Stored records

################

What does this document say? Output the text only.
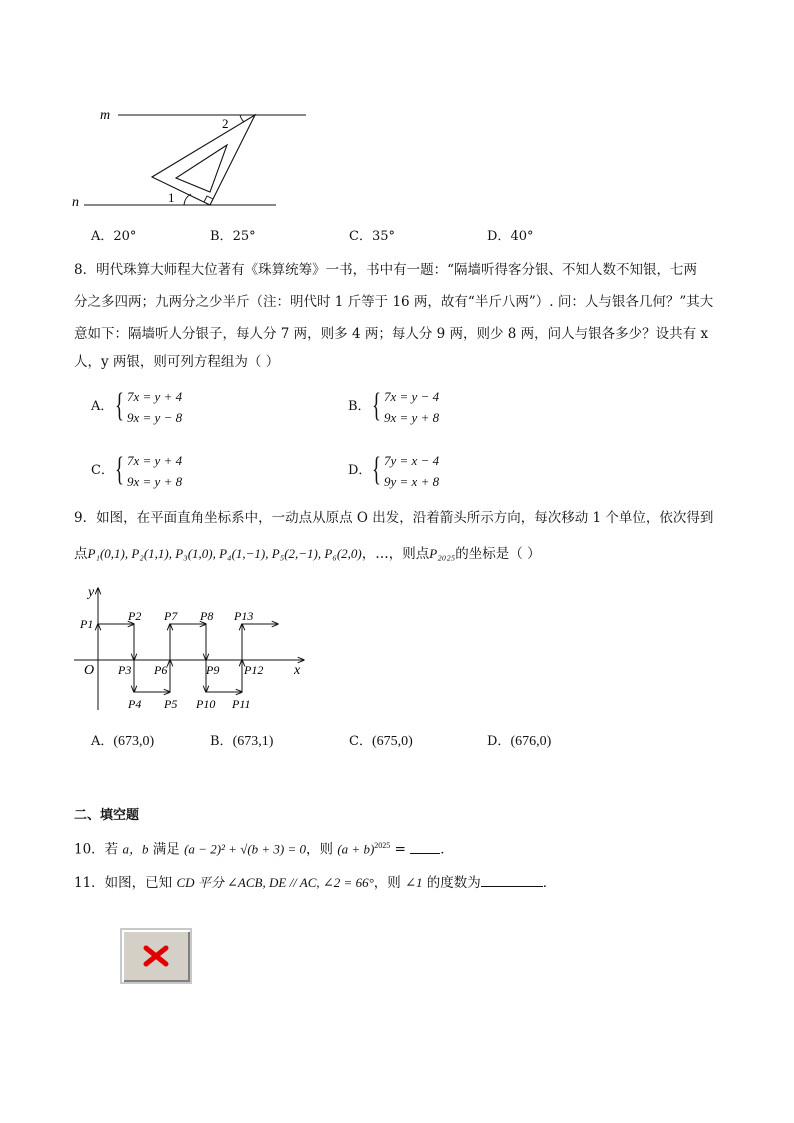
m
n	1
2
A．20°	B．25°	C．35°	D．40°
8．明代珠算大师程大位著有《珠算统筹》一书，书中有一题：“隔墙听得客分银、不知人数不知银，七两
分之多四两；九两分之少半斤（注：明代时 1 斤等于 16 两，故有“半斤八两”）. 问：人与银各几何？”其大
意如下：隔墙听人分银子，每人分 7 两，则多 4 两；每人分 9 两，则少 8 两，问人与银各多少？设共有 x
人，y 两银，则可列方程组为（ ）
A． { 7x = y + 4
9x = y − 8
B． { 7x = y − 4
9x = y + 8
C． { 7x = y + 4
9x = y + 8
D． { 7y = x − 4
9y = x + 8
9．如图，在平面直角坐标系中，一动点从原点 O 出发，沿着箭头所示方向，每次移动 1 个单位，依次得到
点P₁(0,1), P₂(1,1), P₃(1,0), P₄(1,−1), P₅(2,−1), P₆(2,0)，…，则点P₂₀₂₅的坐标是（ ）
y
x
O
P1
P2
P3
P4 P5
P6
P7 P8
P9
P10 P11
P12
P13
A．(673,0)	B．(673,1)	C．(675,0)	D．(676,0)
二、填空题
10．若 a，b 满足 (a − 2)² + √(b + 3) = 0，则 $(a + b)^{2025}$ = ．
11．如图，已知 CD 平分 ∠ACB, DE // AC, ∠2 = 66°，则 ∠1 的度数为	．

################

= Problem description =
Quote the material in full and exactly; do not carry over its pictures.

= Result below =
What does this document say? Output the text only.
m
n	1
2
A．20°	B．25°	C．35°	D．40°
8．明代珠算大师程大位著有《珠算统筹》一书，书中有一题：“隔墙听得客分银、不知人数不知银，七两
分之多四两；九两分之少半斤（注：明代时 1 斤等于 16 两，故有“半斤八两”）. 问：人与银各几何？”其大
意如下：隔墙听人分银子，每人分 7 两，则多 4 两；每人分 9 两，则少 8 两，问人与银各多少？设共有 x
人，y 两银，则可列方程组为（ ）
A． { 7x = y + 4
9x = y − 8
B． { 7x = y − 4
9x = y + 8
C． { 7x = y + 4
9x = y + 8
D． { 7y = x − 4
9y = x + 8
9．如图，在平面直角坐标系中，一动点从原点 O 出发，沿着箭头所示方向，每次移动 1 个单位，依次得到
点P₁(0,1), P₂(1,1), P₃(1,0), P₄(1,−1), P₅(2,−1), P₆(2,0)，…，则点P₂₀₂₅的坐标是（ ）
y
x
O
P1
P2
P3
P4 P5
P6
P7 P8
P9
P10 P11
P12
P13
A．(673,0)	B．(673,1)	C．(675,0)	D．(676,0)
二、填空题
10．若 a，b 满足 (a − 2)² + √(b + 3) = 0，则 $(a + b)^{2025}$ = ．
11．如图，已知 CD 平分 ∠ACB, DE // AC, ∠2 = 66°，则 ∠1 的度数为	．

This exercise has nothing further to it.